**Given instruction**
State only the number of lines that contain the string "star".

**Data for the task**
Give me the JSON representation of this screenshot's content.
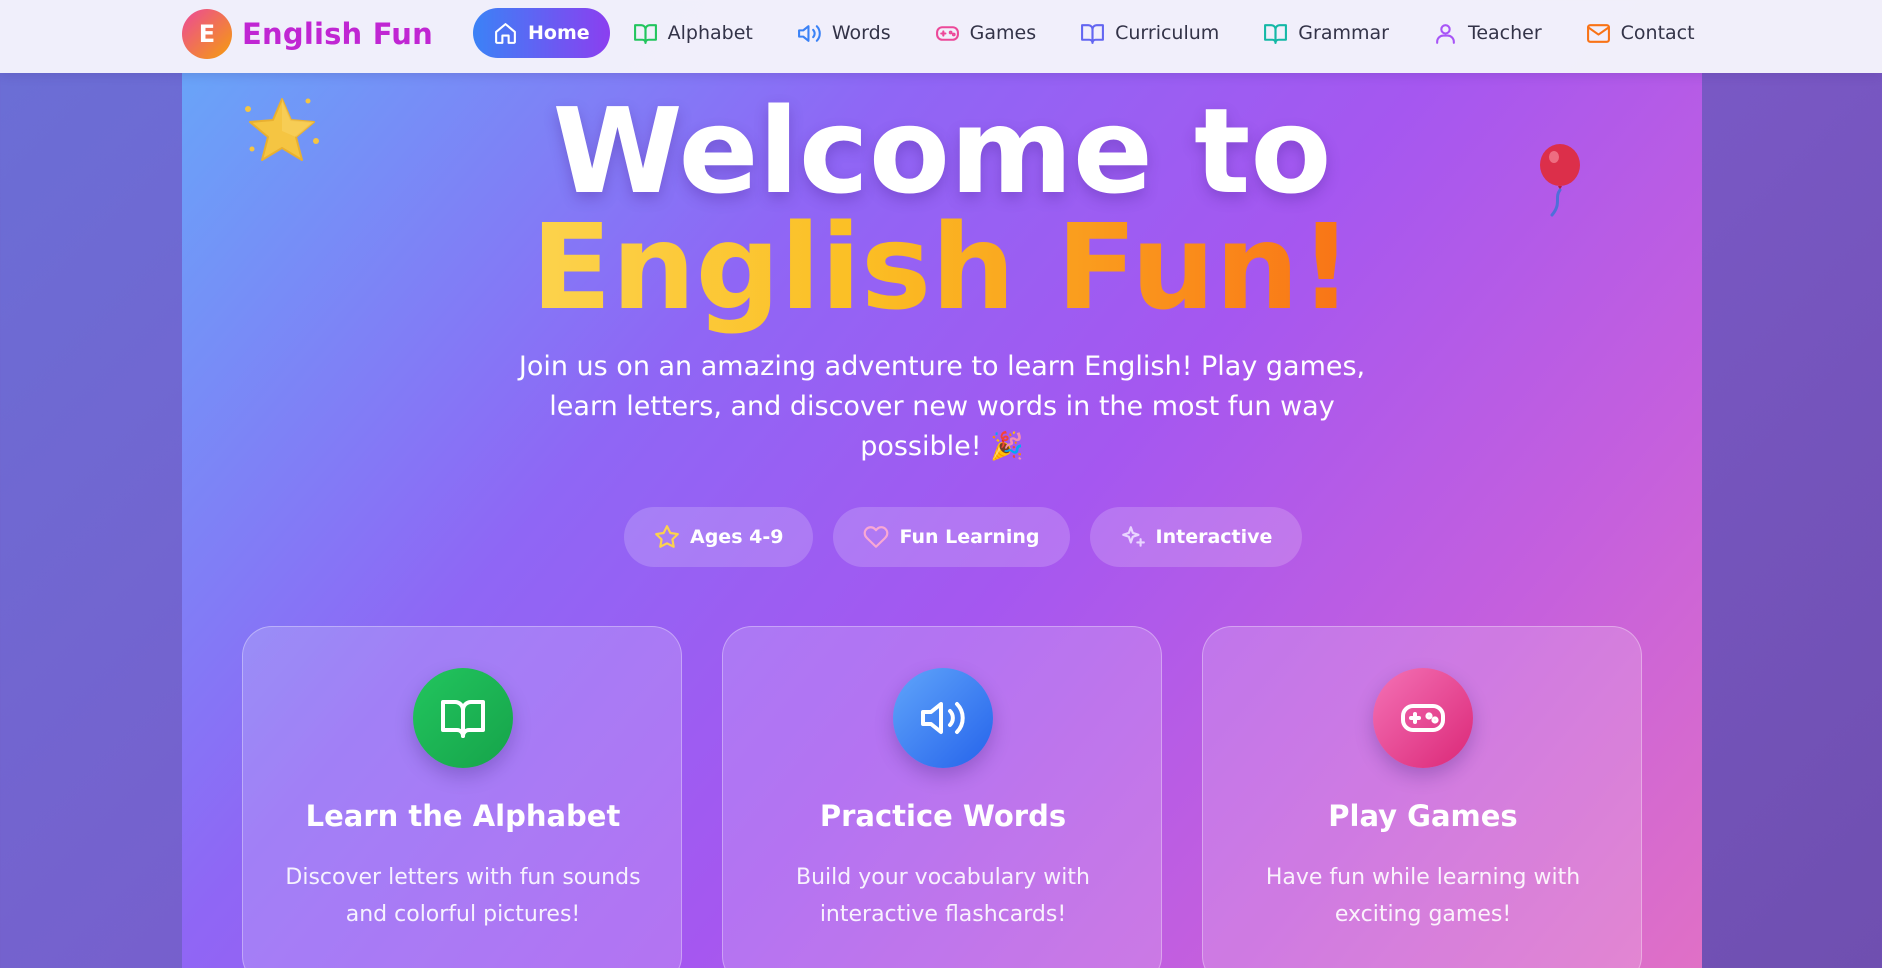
{
  "brand": {
    "logo_letter": "E",
    "name": "English Fun"
  },
  "nav": {
    "items": [
      {
        "label": "Home",
        "icon": "home-icon",
        "color": "#ffffff",
        "active": true
      },
      {
        "label": "Alphabet",
        "icon": "book-open-icon",
        "color": "#22c55e"
      },
      {
        "label": "Words",
        "icon": "volume-icon",
        "color": "#3b82f6"
      },
      {
        "label": "Games",
        "icon": "gamepad-icon",
        "color": "#ec4899"
      },
      {
        "label": "Curriculum",
        "icon": "book-open-icon",
        "color": "#6366f1"
      },
      {
        "label": "Grammar",
        "icon": "book-open-icon",
        "color": "#14b8a6"
      },
      {
        "label": "Teacher",
        "icon": "user-icon",
        "color": "#a855f7"
      },
      {
        "label": "Contact",
        "icon": "mail-icon",
        "color": "#f97316"
      }
    ]
  },
  "hero": {
    "title_line1": "Welcome to",
    "title_line2": "English Fun!",
    "subtitle": "Join us on an amazing adventure to learn English! Play games, learn letters, and discover new words in the most fun way possible! 🎉",
    "badges": [
      {
        "label": "Ages 4-9",
        "icon": "star-icon",
        "color": "#fcd34d"
      },
      {
        "label": "Fun Learning",
        "icon": "heart-icon",
        "color": "#f9a8d4"
      },
      {
        "label": "Interactive",
        "icon": "sparkles-icon",
        "color": "#e9d5ff"
      }
    ]
  },
  "cards": [
    {
      "title": "Learn the Alphabet",
      "description": "Discover letters with fun sounds and colorful pictures!",
      "icon": "book-open-icon",
      "color_from": "#22c55e",
      "color_to": "#16a34a"
    },
    {
      "title": "Practice Words",
      "description": "Build your vocabulary with interactive flashcards!",
      "icon": "volume-icon",
      "color_from": "#60a5fa",
      "color_to": "#2563eb"
    },
    {
      "title": "Play Games",
      "description": "Have fun while learning with exciting games!",
      "icon": "gamepad-icon",
      "color_from": "#f472b6",
      "color_to": "#db2777"
    }
  ],
  "decorations": {
    "star": "star-decoration",
    "balloon": "balloon-decoration"
  }
}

**Expected output**
2